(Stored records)
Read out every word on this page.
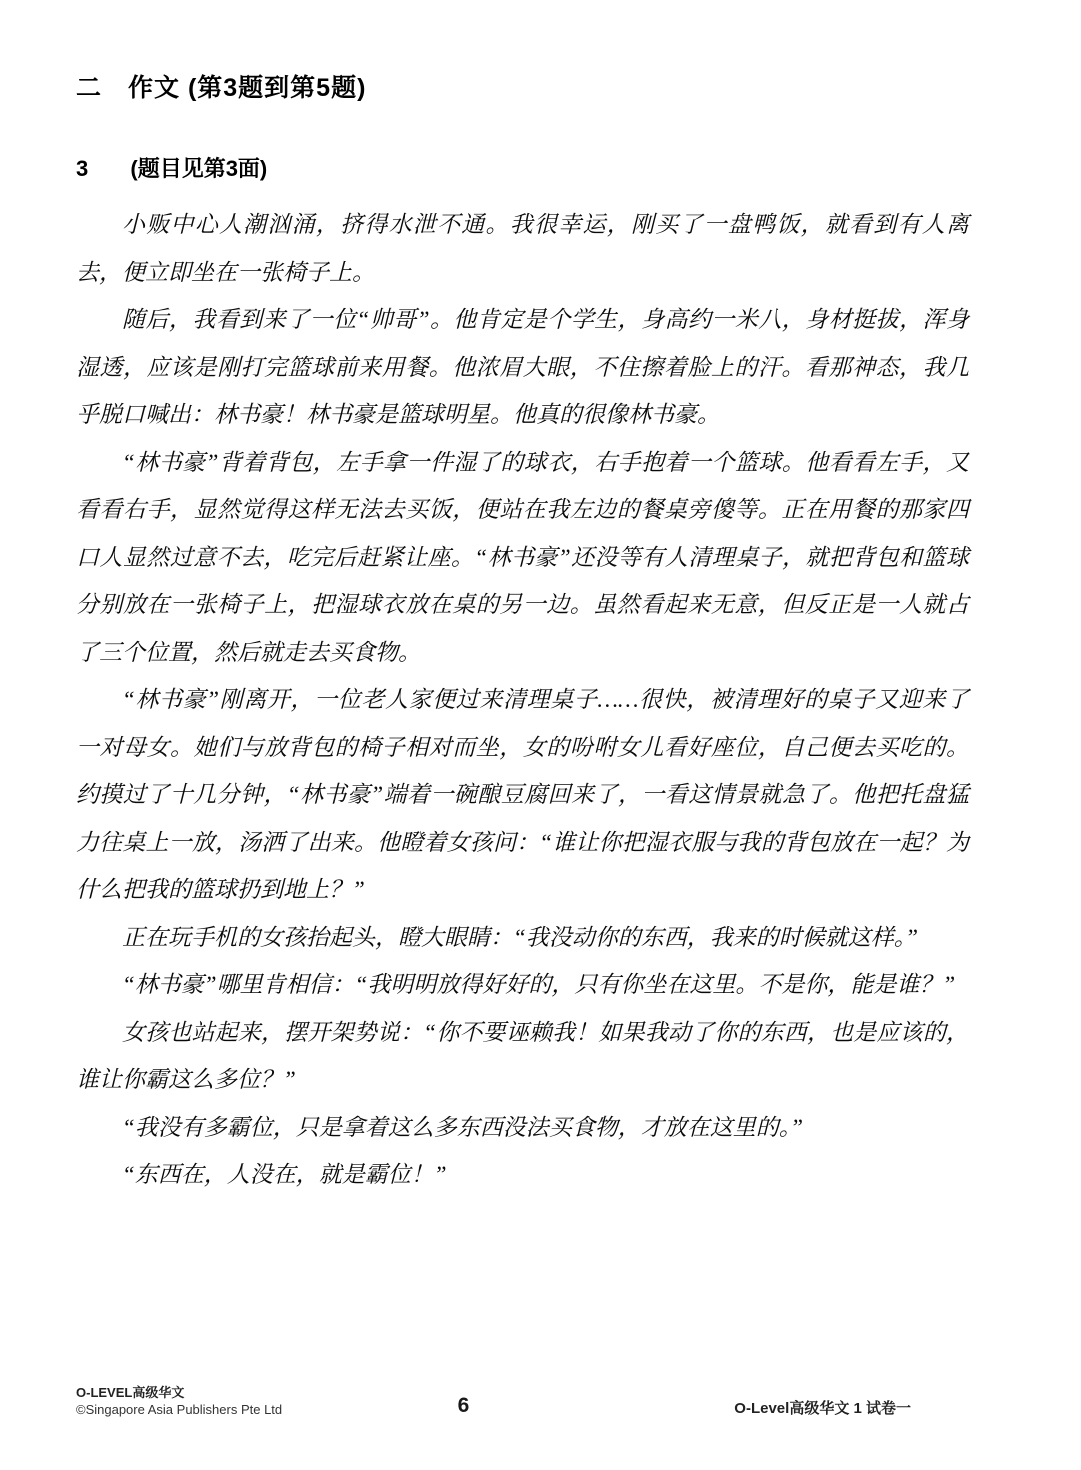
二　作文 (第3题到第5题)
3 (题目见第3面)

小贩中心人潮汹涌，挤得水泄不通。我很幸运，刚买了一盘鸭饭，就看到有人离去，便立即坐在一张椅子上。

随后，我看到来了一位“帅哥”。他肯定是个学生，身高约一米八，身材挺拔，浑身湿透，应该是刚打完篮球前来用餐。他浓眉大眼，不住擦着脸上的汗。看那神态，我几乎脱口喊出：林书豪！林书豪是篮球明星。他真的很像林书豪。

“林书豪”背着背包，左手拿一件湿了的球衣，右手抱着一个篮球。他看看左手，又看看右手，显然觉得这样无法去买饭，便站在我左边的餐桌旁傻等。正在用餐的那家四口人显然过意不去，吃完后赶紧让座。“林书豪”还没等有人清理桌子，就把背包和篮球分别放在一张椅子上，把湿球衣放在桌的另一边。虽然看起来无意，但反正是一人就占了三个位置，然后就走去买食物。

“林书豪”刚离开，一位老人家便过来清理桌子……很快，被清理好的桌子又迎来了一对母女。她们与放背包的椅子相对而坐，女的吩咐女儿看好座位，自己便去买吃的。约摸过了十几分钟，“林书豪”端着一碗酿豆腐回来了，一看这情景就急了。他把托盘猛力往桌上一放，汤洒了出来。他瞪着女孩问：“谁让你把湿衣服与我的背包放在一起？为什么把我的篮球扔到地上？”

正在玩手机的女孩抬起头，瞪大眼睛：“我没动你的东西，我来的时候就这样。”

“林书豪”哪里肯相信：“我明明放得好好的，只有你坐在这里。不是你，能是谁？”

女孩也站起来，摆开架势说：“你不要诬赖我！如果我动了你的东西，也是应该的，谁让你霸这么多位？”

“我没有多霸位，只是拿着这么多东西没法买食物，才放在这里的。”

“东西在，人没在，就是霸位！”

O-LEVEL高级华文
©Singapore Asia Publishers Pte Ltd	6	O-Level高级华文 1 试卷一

---

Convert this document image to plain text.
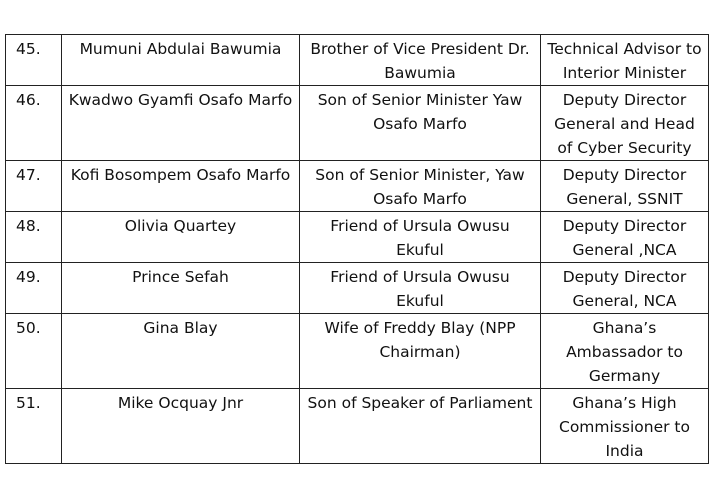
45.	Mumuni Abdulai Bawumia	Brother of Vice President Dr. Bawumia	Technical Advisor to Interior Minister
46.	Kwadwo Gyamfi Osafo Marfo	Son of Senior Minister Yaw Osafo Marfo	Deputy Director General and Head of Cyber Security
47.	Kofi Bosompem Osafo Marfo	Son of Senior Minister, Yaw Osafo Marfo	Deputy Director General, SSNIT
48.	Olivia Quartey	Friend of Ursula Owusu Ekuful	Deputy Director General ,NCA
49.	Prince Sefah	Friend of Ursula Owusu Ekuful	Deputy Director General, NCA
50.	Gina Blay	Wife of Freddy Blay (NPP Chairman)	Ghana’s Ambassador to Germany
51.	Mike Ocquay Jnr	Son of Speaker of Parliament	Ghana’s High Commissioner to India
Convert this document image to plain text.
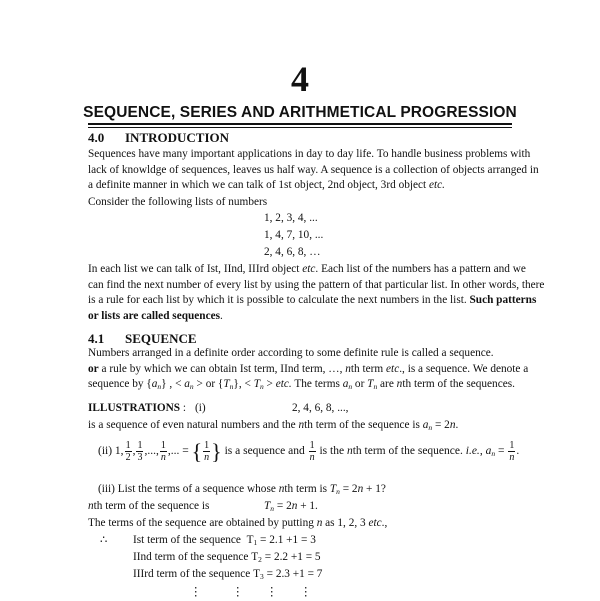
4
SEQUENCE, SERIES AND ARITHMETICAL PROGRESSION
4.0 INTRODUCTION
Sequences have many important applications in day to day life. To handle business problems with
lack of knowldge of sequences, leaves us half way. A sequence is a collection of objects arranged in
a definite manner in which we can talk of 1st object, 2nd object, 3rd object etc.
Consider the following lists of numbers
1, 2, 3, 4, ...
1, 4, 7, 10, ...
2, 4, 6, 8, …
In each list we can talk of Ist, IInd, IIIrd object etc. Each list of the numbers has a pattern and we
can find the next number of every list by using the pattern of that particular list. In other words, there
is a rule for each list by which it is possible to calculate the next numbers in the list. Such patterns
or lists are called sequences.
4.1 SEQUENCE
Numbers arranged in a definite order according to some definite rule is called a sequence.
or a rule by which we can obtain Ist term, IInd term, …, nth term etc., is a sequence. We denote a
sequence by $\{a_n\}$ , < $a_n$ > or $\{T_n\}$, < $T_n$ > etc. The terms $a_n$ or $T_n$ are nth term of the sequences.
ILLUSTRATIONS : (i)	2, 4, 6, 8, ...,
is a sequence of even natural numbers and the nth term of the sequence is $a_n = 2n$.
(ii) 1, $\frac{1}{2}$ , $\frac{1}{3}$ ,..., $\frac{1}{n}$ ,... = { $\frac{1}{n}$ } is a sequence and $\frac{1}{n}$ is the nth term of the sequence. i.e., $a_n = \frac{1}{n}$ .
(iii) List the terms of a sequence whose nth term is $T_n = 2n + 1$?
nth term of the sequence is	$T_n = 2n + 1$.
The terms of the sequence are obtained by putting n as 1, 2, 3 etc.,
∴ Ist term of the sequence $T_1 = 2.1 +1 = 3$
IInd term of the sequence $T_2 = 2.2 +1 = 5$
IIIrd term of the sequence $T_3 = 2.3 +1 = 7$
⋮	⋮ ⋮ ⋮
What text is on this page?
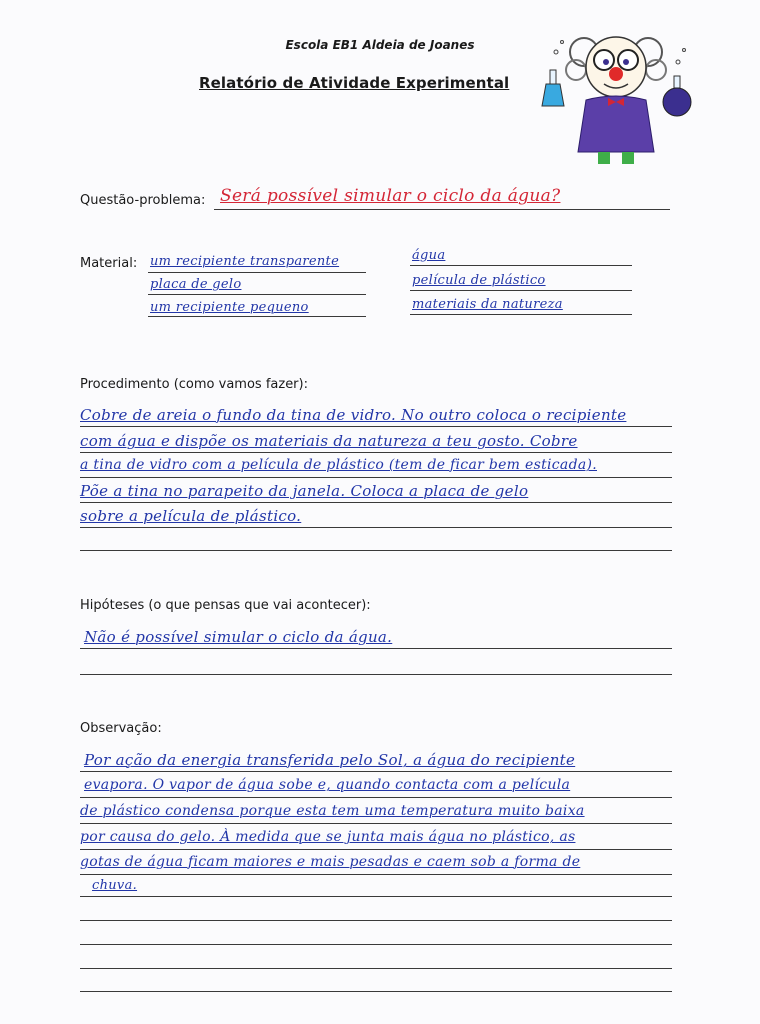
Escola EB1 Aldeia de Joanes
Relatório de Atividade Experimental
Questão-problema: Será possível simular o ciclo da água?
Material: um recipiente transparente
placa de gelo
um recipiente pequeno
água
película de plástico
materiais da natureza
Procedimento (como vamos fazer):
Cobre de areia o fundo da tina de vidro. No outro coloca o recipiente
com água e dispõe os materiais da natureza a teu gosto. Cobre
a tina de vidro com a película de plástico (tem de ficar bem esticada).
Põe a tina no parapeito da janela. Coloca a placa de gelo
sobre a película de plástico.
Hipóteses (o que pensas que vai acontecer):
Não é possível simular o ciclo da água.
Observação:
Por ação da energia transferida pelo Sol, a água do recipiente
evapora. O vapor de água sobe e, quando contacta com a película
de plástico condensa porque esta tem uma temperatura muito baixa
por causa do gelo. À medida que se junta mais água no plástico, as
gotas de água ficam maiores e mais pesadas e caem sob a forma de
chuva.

■ Given exercise
Pull out all lines containing the word "natureza" from the entries above.

■ Response to the task
materiais da natureza
com água e dispõe os materiais da natureza a teu gosto. Cobre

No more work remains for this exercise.